_Material to process:_

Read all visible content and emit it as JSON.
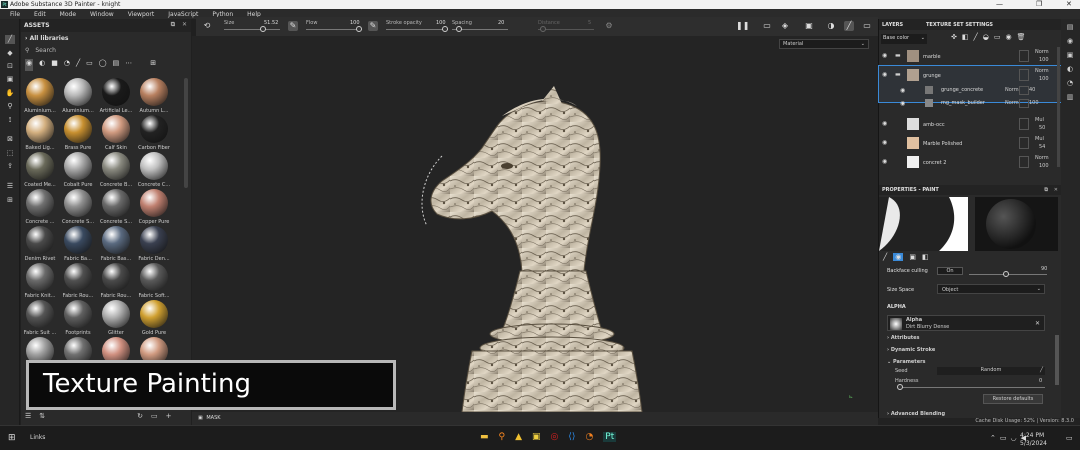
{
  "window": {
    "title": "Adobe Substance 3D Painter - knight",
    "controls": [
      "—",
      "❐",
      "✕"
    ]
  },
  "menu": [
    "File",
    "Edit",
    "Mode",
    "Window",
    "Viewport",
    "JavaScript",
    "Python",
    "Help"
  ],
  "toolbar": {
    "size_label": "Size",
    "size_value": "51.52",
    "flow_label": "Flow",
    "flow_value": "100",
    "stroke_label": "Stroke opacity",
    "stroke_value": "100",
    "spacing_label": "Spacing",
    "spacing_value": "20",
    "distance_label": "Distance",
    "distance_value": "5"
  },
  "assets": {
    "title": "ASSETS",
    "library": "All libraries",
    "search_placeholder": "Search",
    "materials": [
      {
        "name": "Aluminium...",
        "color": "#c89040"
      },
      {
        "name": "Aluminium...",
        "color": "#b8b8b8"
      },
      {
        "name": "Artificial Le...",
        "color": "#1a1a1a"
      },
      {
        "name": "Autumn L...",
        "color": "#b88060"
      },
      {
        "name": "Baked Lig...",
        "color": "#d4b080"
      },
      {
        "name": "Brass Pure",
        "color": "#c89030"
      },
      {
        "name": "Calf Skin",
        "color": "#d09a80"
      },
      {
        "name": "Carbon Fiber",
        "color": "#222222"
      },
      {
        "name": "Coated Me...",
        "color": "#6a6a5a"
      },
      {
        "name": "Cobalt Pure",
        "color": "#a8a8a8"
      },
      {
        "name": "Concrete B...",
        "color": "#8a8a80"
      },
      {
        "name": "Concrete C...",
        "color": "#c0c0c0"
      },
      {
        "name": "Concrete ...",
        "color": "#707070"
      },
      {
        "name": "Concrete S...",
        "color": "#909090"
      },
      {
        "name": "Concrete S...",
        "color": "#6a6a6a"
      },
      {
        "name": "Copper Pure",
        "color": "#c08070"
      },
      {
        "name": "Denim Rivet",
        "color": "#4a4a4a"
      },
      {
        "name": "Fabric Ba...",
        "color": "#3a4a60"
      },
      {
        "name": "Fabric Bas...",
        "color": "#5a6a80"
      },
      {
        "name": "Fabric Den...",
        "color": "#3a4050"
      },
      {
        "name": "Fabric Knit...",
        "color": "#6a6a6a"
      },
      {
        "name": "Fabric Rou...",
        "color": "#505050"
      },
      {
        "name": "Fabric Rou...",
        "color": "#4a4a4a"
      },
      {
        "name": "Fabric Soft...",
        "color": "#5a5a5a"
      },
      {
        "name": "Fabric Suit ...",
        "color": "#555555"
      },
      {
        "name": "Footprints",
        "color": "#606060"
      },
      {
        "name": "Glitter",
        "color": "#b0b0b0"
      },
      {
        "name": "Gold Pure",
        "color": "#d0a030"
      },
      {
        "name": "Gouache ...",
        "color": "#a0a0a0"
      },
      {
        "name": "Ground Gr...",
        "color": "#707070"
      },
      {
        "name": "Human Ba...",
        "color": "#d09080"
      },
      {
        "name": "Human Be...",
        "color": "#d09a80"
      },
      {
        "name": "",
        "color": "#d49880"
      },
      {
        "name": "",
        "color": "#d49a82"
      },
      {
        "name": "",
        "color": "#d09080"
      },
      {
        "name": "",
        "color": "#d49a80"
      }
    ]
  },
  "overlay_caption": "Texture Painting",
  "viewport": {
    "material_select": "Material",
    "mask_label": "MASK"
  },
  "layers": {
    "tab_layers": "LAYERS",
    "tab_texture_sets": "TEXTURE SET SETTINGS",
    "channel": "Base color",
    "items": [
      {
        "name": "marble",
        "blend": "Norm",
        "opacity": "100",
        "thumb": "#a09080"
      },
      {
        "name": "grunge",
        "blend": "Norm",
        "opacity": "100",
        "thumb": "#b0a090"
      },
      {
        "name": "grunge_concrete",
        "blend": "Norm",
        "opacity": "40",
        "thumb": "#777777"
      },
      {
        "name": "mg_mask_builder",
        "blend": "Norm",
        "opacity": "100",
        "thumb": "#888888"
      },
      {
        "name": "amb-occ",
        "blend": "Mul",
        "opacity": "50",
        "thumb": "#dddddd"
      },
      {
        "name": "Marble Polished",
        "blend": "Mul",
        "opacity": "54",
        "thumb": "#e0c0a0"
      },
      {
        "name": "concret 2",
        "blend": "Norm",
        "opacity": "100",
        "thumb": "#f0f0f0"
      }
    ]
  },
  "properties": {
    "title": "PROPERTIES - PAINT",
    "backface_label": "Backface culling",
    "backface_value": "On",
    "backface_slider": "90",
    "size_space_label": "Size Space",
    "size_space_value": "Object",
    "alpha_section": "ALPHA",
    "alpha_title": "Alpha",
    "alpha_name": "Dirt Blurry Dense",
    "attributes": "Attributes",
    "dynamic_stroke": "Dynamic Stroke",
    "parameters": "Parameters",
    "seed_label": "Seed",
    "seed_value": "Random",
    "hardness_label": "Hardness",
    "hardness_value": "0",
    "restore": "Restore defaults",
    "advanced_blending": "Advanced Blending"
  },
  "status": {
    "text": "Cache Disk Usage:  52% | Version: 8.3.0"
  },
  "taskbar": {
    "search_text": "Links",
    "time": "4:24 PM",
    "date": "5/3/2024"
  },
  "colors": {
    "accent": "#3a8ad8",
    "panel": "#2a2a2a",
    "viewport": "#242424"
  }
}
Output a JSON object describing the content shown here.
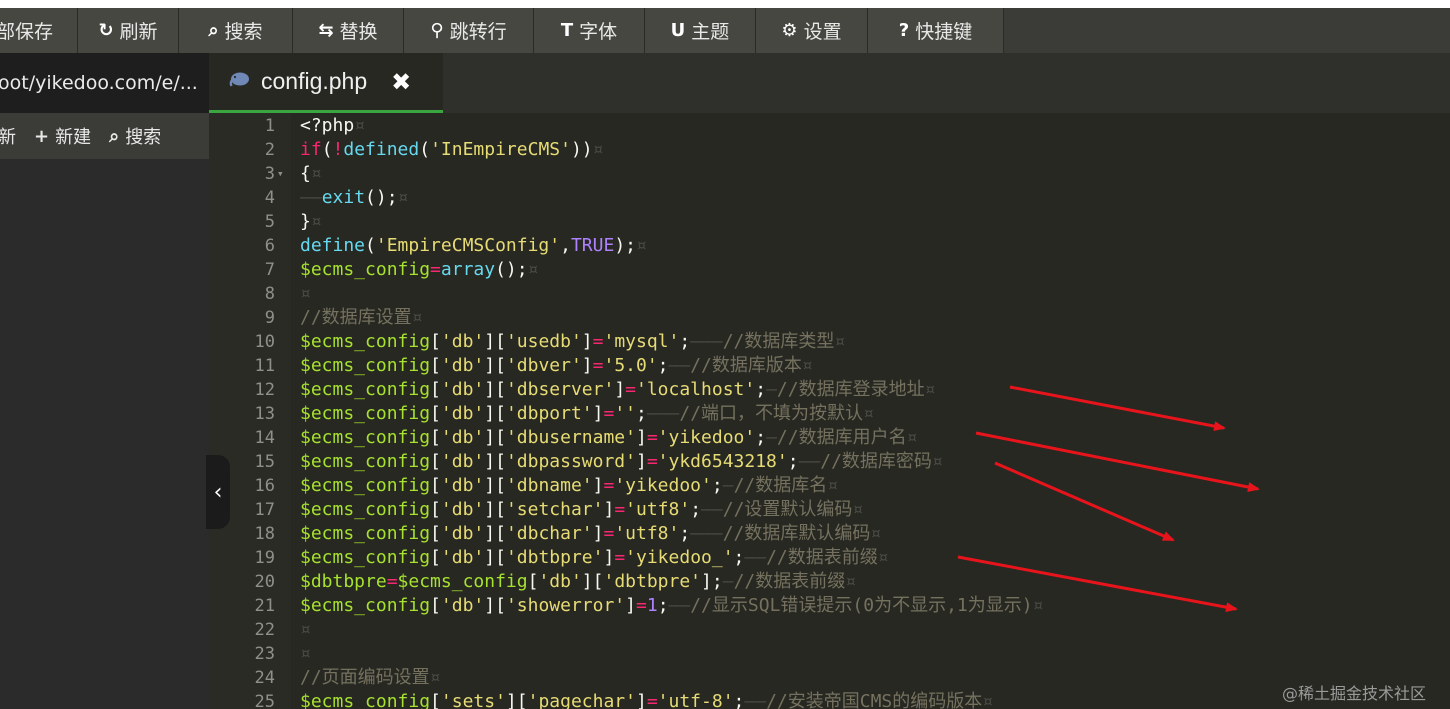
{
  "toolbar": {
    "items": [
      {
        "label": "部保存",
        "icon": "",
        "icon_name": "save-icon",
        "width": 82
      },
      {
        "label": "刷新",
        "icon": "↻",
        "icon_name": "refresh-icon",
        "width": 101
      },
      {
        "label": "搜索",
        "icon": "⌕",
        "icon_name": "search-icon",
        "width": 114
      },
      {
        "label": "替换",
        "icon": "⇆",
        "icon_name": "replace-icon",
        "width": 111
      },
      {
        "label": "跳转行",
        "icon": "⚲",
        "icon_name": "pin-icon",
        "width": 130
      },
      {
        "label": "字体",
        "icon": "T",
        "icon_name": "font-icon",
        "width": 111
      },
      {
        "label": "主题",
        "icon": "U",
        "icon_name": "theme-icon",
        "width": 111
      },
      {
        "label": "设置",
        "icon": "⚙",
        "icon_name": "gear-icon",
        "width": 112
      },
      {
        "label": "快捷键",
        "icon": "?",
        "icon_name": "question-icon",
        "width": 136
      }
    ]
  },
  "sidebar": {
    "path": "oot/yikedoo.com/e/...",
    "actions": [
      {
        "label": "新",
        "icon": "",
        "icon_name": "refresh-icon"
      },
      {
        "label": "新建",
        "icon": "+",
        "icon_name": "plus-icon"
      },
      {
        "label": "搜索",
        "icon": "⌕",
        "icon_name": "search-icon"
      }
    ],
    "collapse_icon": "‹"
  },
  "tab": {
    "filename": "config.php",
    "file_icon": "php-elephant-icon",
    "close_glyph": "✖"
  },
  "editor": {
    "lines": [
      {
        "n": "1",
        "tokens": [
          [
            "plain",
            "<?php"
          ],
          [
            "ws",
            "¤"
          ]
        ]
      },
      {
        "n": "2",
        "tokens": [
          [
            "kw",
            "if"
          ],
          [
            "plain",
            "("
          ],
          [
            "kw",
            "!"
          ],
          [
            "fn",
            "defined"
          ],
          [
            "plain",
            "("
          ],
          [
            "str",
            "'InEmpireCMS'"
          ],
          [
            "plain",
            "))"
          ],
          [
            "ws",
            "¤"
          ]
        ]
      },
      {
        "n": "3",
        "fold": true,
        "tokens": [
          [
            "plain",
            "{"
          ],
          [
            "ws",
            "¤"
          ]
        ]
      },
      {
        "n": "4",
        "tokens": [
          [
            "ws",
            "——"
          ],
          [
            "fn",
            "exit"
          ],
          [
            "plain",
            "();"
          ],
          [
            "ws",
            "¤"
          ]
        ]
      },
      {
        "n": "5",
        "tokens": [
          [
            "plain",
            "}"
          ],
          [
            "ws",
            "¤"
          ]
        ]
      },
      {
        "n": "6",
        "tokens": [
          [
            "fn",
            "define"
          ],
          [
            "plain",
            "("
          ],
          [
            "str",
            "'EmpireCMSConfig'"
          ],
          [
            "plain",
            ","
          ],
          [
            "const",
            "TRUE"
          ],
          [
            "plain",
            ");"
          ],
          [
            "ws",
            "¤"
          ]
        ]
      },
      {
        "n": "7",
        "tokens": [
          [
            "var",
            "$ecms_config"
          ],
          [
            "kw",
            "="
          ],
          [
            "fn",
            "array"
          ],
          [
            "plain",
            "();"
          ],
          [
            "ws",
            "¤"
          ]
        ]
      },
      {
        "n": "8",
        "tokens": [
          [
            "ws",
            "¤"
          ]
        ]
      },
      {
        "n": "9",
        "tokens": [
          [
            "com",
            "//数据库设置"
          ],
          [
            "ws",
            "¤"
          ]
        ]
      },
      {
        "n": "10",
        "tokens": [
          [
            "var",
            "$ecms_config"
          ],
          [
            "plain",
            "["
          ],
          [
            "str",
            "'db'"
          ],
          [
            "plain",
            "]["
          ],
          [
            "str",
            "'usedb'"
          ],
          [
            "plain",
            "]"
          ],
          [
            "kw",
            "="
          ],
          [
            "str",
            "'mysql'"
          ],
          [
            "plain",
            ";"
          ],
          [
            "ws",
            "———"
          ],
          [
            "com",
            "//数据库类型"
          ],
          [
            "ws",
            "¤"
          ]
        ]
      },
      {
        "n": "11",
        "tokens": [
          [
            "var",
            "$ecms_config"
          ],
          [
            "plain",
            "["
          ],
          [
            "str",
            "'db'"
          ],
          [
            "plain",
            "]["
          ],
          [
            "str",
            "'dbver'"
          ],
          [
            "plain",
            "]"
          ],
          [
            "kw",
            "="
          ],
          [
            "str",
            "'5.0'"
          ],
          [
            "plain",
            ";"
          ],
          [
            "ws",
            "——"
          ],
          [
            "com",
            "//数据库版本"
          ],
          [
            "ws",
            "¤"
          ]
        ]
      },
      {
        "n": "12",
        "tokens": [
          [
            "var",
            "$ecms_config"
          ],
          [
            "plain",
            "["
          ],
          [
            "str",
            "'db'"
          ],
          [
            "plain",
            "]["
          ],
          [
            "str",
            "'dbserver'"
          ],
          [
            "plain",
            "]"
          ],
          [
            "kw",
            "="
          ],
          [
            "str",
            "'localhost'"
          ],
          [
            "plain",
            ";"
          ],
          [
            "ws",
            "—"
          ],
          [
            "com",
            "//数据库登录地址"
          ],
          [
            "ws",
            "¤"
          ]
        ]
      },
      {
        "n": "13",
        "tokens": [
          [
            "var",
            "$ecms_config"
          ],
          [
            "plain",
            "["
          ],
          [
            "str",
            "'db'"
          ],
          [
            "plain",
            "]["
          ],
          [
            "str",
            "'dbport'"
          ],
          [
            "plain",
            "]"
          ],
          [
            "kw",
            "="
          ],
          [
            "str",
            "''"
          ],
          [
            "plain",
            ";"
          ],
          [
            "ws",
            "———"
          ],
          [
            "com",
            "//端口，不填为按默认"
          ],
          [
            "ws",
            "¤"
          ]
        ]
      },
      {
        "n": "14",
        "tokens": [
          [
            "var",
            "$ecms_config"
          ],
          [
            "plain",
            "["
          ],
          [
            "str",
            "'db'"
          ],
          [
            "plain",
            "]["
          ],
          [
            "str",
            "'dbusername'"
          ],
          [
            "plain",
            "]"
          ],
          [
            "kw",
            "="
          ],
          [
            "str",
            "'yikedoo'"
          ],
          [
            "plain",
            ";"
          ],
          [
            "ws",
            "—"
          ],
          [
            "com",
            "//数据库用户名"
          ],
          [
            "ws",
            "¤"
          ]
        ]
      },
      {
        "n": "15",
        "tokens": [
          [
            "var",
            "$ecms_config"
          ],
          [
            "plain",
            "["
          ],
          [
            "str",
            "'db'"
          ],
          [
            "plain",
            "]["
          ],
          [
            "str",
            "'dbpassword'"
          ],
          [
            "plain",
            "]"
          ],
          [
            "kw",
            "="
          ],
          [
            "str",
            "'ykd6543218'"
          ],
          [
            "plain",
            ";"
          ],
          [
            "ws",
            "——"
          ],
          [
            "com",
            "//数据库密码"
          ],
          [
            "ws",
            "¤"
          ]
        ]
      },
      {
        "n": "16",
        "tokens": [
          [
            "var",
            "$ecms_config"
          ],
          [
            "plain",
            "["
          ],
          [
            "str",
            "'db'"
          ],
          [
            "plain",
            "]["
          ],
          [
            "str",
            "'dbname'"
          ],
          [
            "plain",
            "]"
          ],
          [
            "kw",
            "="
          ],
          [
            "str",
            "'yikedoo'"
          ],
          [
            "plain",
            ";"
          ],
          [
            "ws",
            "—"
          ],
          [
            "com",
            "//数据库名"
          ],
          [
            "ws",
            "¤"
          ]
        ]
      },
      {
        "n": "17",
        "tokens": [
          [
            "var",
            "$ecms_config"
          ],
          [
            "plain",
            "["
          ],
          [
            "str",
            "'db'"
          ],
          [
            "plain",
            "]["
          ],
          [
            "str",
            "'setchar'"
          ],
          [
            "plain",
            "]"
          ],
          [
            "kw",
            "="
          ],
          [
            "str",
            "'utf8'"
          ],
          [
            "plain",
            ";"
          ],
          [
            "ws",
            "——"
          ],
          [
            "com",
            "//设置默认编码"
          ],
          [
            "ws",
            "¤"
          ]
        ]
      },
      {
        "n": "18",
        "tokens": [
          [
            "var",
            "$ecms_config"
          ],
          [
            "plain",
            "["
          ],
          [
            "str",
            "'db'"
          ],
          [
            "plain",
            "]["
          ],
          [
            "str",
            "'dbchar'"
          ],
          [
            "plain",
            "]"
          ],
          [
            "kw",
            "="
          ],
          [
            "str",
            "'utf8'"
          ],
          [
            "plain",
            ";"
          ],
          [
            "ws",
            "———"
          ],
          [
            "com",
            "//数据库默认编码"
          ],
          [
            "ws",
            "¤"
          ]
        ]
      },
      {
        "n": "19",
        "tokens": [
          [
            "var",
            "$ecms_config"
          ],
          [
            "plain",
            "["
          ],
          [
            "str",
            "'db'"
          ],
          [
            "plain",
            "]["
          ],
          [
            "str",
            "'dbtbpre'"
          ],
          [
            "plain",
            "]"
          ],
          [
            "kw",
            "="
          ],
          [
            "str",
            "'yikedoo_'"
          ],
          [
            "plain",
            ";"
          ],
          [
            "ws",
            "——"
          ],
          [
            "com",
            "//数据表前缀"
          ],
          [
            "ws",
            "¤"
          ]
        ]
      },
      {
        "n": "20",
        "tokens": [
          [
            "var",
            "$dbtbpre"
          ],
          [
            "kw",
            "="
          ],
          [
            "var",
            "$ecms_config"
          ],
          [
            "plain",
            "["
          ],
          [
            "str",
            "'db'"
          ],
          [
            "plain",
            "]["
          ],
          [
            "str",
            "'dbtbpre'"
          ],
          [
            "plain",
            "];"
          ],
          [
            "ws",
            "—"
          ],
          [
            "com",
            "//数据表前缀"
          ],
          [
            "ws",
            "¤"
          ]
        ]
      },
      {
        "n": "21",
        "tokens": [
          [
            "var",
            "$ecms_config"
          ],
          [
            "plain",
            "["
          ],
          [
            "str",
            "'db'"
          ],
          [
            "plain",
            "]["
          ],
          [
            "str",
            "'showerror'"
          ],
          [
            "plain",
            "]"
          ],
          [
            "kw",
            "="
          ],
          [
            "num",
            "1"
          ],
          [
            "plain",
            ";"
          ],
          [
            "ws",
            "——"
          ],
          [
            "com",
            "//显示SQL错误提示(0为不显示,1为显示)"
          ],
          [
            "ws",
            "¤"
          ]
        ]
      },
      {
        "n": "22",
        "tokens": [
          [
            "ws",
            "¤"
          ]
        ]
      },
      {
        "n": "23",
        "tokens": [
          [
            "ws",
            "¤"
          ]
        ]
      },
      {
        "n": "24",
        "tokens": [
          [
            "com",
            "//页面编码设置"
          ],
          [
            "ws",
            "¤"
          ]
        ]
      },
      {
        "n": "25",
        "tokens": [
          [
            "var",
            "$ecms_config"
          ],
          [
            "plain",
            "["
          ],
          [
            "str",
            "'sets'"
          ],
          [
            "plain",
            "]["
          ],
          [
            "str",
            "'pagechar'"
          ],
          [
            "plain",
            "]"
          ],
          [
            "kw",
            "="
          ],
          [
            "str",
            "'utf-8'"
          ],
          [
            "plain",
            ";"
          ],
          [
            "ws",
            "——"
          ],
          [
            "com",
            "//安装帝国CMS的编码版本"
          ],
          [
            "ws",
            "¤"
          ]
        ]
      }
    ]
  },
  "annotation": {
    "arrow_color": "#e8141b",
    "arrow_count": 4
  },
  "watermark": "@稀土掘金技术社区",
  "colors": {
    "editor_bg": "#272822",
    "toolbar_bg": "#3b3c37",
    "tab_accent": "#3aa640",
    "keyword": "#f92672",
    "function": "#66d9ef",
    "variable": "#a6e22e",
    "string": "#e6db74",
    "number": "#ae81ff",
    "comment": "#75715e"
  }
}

_Work to complete:_ Say how many lines have the string "JSON" in them, offering no words beyond the number.

_Response:_ 2